### Task prompt
Output the full listing below exactly, without the pictures.

### Collected data entries
--- START ---
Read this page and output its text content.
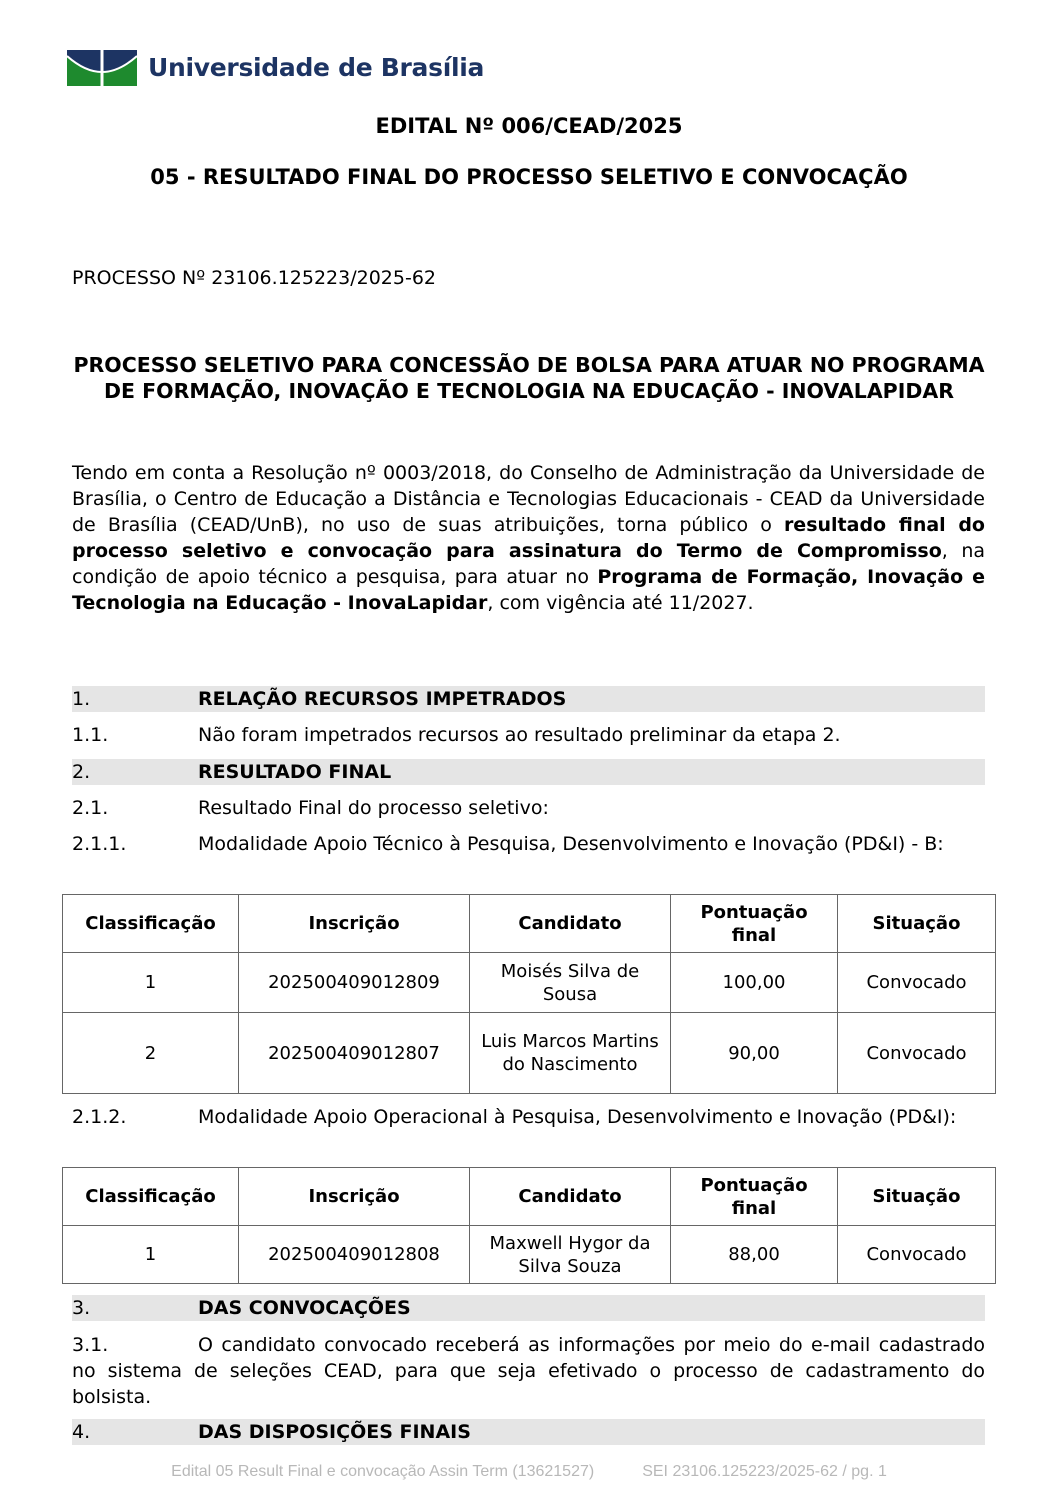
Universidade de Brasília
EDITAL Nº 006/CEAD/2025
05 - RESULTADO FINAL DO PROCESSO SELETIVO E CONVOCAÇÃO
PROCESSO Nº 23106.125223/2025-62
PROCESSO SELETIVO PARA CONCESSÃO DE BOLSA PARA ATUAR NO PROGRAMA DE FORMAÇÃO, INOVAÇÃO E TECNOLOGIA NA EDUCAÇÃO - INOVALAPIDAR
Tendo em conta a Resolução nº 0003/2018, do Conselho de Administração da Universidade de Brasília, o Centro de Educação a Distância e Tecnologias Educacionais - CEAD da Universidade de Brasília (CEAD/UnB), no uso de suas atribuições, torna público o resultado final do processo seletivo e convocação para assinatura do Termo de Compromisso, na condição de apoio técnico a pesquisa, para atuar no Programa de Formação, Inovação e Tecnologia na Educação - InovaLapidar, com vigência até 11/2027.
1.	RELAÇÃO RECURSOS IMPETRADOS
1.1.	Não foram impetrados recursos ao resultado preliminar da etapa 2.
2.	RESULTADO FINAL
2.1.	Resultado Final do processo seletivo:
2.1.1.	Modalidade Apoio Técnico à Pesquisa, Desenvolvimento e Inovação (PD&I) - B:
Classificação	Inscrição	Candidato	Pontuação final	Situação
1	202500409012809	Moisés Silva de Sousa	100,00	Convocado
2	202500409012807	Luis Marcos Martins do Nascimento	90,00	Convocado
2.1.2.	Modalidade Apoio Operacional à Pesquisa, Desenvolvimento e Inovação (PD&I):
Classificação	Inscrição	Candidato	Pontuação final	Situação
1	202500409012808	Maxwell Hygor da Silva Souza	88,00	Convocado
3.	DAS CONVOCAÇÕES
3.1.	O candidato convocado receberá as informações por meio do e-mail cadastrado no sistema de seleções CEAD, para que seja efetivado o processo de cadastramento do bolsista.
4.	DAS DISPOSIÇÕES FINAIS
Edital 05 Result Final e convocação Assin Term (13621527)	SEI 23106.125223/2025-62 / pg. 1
--- END ---
### Result
Read this page and output its text content.
Universidade de Brasília
EDITAL Nº 006/CEAD/2025
05 - RESULTADO FINAL DO PROCESSO SELETIVO E CONVOCAÇÃO
PROCESSO Nº 23106.125223/2025-62
PROCESSO SELETIVO PARA CONCESSÃO DE BOLSA PARA ATUAR NO PROGRAMA DE FORMAÇÃO, INOVAÇÃO E TECNOLOGIA NA EDUCAÇÃO - INOVALAPIDAR
Tendo em conta a Resolução nº 0003/2018, do Conselho de Administração da Universidade de Brasília, o Centro de Educação a Distância e Tecnologias Educacionais - CEAD da Universidade de Brasília (CEAD/UnB), no uso de suas atribuições, torna público o resultado final do processo seletivo e convocação para assinatura do Termo de Compromisso, na condição de apoio técnico a pesquisa, para atuar no Programa de Formação, Inovação e Tecnologia na Educação - InovaLapidar, com vigência até 11/2027.
1.	RELAÇÃO RECURSOS IMPETRADOS
1.1.	Não foram impetrados recursos ao resultado preliminar da etapa 2.
2.	RESULTADO FINAL
2.1.	Resultado Final do processo seletivo:
2.1.1.	Modalidade Apoio Técnico à Pesquisa, Desenvolvimento e Inovação (PD&I) - B:
Classificação	Inscrição	Candidato	Pontuação final	Situação
1	202500409012809	Moisés Silva de Sousa	100,00	Convocado
2	202500409012807	Luis Marcos Martins do Nascimento	90,00	Convocado
2.1.2.	Modalidade Apoio Operacional à Pesquisa, Desenvolvimento e Inovação (PD&I):
Classificação	Inscrição	Candidato	Pontuação final	Situação
1	202500409012808	Maxwell Hygor da Silva Souza	88,00	Convocado
3.	DAS CONVOCAÇÕES
3.1.	O candidato convocado receberá as informações por meio do e-mail cadastrado no sistema de seleções CEAD, para que seja efetivado o processo de cadastramento do bolsista.
4.	DAS DISPOSIÇÕES FINAIS
Edital 05 Result Final e convocação Assin Term (13621527)	SEI 23106.125223/2025-62 / pg. 1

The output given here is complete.